■ **TASK ITEM**:
According to the post on Claude Code and deployment pipelines, why did the application produce no telemetry in production?

■ **SOURCE TEXT**:
::::

Claude Code Doesn't Know Your Deployment Pipeline
on Ai, Devops, Python, Opentelemetry
Claude Code is an excellent pair programmer. It reads your codebase, suggests refactors, writes tests, and generates code with impressive fluency. But there’s a critical gap you need to understand: Claude Code has zero context for how your code actually ships to production.
I learned this the hard way last week while instrumenting a Python application with OpenTelemetry.
The Setup
I asked Claude Code to help me add OTEL instrumentation to a Python service. The recommendation was straightforward: wrap the entry point with opentelemetry-instrument. Something like:
opentelemetry-instrument python my_app.py
This worked perfectly in local development. Traces flowed, spans populated, dashboards lit up. I was ready to deploy.
The Gap
In production, the application runs under ProcMgr — a process manager that controls startup, lifecycle, and restarts. ProcMgr invokes the Python interpreter directly, bypassing the opentelemetry-instrument wrapper entirely.
Result: zero telemetry in production.
The code was correct. The instrumentation was correct. But the deployment context — how the process actually starts in production — was invisible to Claude Code. It only saw files, not pipelines.
Why This Happens
Claude Code (and similar AI coding assistants) operate on the codebase you give them. They don’t see:
- Process managers (ProcMgr, systemd, supervisord)
- CI/CD pipelines (GitHub Actions, Jenkins, CircleCI)
- Container orchestration (Kubernetes, ECS, Nomad)
- Environment-specific configs (staging vs. production env vars, secrets)
- Deployment order (migrations before app startup, feature flags, canary rolls)
- Compliance gates (security scans, approval workflows)
These are all external to the repository. They’re infrastructure, not code. And AI assistants don’t have access to your infrastructure unless you explicitly provide that context.
The Fix
Here’s what I did to resolve it:
-
Document the deployment path — I added a
DEPLOYMENT.mdnoting that ProcMgr controls startup and how instrumentation should be applied. -
Modify the entry point — Instead of wrapping externally, I added instrumentation initialization directly in the application code:
from opentelemetry.instrumentation.auto_instrumentation import initialize
def main():
initialize()
# ... rest of application
- Validate in staging — Before deploying, I verified the instrumentation worked under ProcMgr in a staging environment that mirrors production.
The Takeaway
AI coding assistants are powerful tools, but they’re pair programmers, not deployment owners. They excel at:
- Code generation and refactoring
- Test writing
- Debugging within the codebase
- Explaining patterns and best practices
They’re not reliable for:
- Deployment-specific configuration
- Infrastructure-aware decisions
- Production readiness validation
Bridge the gap yourself. Document your deployment context. Keep humans in the loop for deployment decisions. And when using AI, explicitly include pipeline constraints in your prompts:
“This app runs under ProcMgr in production. How should I instrument it?”
That one sentence would have saved me hours of debugging.
AI is transforming how we write code. But shipping code is still a human responsibility — and that’s not going to change anytime soon.

::::

■ **DATA SECTION**:
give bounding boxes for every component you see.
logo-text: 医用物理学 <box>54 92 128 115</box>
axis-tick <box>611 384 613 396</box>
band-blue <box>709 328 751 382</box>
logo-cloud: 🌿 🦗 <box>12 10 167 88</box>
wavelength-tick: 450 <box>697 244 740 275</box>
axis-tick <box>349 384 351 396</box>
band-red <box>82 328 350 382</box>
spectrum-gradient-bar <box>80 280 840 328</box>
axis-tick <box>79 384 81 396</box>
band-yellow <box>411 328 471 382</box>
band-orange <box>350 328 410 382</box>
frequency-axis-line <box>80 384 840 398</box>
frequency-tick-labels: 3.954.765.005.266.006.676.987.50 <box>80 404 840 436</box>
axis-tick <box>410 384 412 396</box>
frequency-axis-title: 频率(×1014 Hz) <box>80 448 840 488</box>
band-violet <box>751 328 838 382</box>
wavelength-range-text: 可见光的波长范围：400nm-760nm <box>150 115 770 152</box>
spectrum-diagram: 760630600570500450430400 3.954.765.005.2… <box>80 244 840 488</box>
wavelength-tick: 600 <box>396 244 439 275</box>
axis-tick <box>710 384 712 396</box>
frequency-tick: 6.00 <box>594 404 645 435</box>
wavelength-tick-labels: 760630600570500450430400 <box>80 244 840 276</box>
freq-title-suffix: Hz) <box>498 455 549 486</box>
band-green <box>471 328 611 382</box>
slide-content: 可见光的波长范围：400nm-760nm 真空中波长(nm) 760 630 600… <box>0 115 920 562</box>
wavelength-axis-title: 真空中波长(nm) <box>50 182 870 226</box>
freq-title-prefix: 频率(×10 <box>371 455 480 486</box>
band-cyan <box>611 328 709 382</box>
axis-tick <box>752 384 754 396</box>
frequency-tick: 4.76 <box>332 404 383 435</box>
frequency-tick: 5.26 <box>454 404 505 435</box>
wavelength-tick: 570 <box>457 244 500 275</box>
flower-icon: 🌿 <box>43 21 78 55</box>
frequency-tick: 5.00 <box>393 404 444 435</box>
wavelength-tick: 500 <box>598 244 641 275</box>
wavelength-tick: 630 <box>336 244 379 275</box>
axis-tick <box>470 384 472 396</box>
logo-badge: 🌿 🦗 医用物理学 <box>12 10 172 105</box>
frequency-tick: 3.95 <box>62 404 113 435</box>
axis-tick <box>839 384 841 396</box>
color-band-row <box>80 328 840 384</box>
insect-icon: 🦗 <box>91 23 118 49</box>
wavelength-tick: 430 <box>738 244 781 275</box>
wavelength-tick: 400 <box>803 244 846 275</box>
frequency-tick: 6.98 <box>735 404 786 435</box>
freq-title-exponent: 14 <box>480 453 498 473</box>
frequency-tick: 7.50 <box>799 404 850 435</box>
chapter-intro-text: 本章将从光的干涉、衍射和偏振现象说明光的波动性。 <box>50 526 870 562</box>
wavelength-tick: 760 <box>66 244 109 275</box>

::::

■ **SOLUTION FOR THIS PROBLEM**:
ProcMgr invokes the Python interpreter directly, bypassing the opentelemetry-instrument wrapper entirely.